* Begin Rows *

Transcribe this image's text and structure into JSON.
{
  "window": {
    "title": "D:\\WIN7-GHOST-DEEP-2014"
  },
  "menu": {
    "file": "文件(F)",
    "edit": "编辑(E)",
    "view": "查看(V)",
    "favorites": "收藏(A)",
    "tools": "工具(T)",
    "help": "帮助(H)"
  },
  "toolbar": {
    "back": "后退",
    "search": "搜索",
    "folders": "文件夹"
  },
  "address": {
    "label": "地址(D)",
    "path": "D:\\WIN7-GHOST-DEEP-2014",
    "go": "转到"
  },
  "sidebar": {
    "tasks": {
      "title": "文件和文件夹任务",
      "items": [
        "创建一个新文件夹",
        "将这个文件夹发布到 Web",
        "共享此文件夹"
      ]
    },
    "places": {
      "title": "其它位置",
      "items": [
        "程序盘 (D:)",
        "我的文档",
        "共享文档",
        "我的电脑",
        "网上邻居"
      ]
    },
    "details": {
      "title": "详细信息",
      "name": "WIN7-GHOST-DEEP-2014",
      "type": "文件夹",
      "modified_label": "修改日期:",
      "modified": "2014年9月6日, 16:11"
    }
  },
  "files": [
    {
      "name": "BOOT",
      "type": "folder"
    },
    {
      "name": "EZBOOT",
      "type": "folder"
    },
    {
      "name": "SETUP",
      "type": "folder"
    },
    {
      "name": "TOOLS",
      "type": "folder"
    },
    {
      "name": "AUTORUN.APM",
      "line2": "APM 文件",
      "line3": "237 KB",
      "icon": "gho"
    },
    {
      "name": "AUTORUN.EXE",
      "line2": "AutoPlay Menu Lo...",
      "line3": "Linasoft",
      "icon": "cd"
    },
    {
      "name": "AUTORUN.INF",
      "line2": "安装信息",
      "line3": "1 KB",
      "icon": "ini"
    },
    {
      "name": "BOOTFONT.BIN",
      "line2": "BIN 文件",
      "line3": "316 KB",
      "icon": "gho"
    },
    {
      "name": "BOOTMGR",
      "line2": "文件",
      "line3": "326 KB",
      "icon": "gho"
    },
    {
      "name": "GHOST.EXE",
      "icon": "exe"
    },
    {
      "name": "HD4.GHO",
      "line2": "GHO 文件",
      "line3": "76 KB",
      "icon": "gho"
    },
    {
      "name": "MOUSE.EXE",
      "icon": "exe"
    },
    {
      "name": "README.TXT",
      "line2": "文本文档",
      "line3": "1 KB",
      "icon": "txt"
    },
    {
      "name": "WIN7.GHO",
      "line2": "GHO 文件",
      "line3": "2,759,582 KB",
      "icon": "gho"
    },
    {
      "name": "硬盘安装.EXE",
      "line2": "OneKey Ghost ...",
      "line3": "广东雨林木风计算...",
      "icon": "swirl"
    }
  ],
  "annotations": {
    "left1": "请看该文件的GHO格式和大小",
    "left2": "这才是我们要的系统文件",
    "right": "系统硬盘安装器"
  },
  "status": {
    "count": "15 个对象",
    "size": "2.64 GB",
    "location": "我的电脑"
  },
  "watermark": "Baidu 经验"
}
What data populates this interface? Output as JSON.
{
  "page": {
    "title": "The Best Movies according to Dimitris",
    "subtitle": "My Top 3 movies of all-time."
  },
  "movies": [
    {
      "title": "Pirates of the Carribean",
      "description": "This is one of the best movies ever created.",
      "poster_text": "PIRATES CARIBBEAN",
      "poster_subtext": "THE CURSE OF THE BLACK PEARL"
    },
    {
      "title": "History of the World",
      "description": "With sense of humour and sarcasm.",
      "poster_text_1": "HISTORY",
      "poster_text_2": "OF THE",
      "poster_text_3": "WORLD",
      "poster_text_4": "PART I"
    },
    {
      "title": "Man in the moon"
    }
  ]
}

* End Rows *

**Exercise aim**
Word for word, quote all of the data above.

**Solved problem**
Transcribe this image's text and structure into JSON.
{
  "window": {
    "title": "D:\\WIN7-GHOST-DEEP-2014"
  },
  "menu": {
    "file": "文件(F)",
    "edit": "编辑(E)",
    "view": "查看(V)",
    "favorites": "收藏(A)",
    "tools": "工具(T)",
    "help": "帮助(H)"
  },
  "toolbar": {
    "back": "后退",
    "search": "搜索",
    "folders": "文件夹"
  },
  "address": {
    "label": "地址(D)",
    "path": "D:\\WIN7-GHOST-DEEP-2014",
    "go": "转到"
  },
  "sidebar": {
    "tasks": {
      "title": "文件和文件夹任务",
      "items": [
        "创建一个新文件夹",
        "将这个文件夹发布到 Web",
        "共享此文件夹"
      ]
    },
    "places": {
      "title": "其它位置",
      "items": [
        "程序盘 (D:)",
        "我的文档",
        "共享文档",
        "我的电脑",
        "网上邻居"
      ]
    },
    "details": {
      "title": "详细信息",
      "name": "WIN7-GHOST-DEEP-2014",
      "type": "文件夹",
      "modified_label": "修改日期:",
      "modified": "2014年9月6日, 16:11"
    }
  },
  "files": [
    {
      "name": "BOOT",
      "type": "folder"
    },
    {
      "name": "EZBOOT",
      "type": "folder"
    },
    {
      "name": "SETUP",
      "type": "folder"
    },
    {
      "name": "TOOLS",
      "type": "folder"
    },
    {
      "name": "AUTORUN.APM",
      "line2": "APM 文件",
      "line3": "237 KB",
      "icon": "gho"
    },
    {
      "name": "AUTORUN.EXE",
      "line2": "AutoPlay Menu Lo...",
      "line3": "Linasoft",
      "icon": "cd"
    },
    {
      "name": "AUTORUN.INF",
      "line2": "安装信息",
      "line3": "1 KB",
      "icon": "ini"
    },
    {
      "name": "BOOTFONT.BIN",
      "line2": "BIN 文件",
      "line3": "316 KB",
      "icon": "gho"
    },
    {
      "name": "BOOTMGR",
      "line2": "文件",
      "line3": "326 KB",
      "icon": "gho"
    },
    {
      "name": "GHOST.EXE",
      "icon": "exe"
    },
    {
      "name": "HD4.GHO",
      "line2": "GHO 文件",
      "line3": "76 KB",
      "icon": "gho"
    },
    {
      "name": "MOUSE.EXE",
      "icon": "exe"
    },
    {
      "name": "README.TXT",
      "line2": "文本文档",
      "line3": "1 KB",
      "icon": "txt"
    },
    {
      "name": "WIN7.GHO",
      "line2": "GHO 文件",
      "line3": "2,759,582 KB",
      "icon": "gho"
    },
    {
      "name": "硬盘安装.EXE",
      "line2": "OneKey Ghost ...",
      "line3": "广东雨林木风计算...",
      "icon": "swirl"
    }
  ],
  "annotations": {
    "left1": "请看该文件的GHO格式和大小",
    "left2": "这才是我们要的系统文件",
    "right": "系统硬盘安装器"
  },
  "status": {
    "count": "15 个对象",
    "size": "2.64 GB",
    "location": "我的电脑"
  },
  "watermark": "Baidu 经验"
}
What data populates this interface? Output as JSON.
{
  "page": {
    "title": "The Best Movies according to Dimitris",
    "subtitle": "My Top 3 movies of all-time."
  },
  "movies": [
    {
      "title": "Pirates of the Carribean",
      "description": "This is one of the best movies ever created.",
      "poster_text": "PIRATES CARIBBEAN",
      "poster_subtext": "THE CURSE OF THE BLACK PEARL"
    },
    {
      "title": "History of the World",
      "description": "With sense of humour and sarcasm.",
      "poster_text_1": "HISTORY",
      "poster_text_2": "OF THE",
      "poster_text_3": "WORLD",
      "poster_text_4": "PART I"
    },
    {
      "title": "Man in the moon"
    }
  ]
}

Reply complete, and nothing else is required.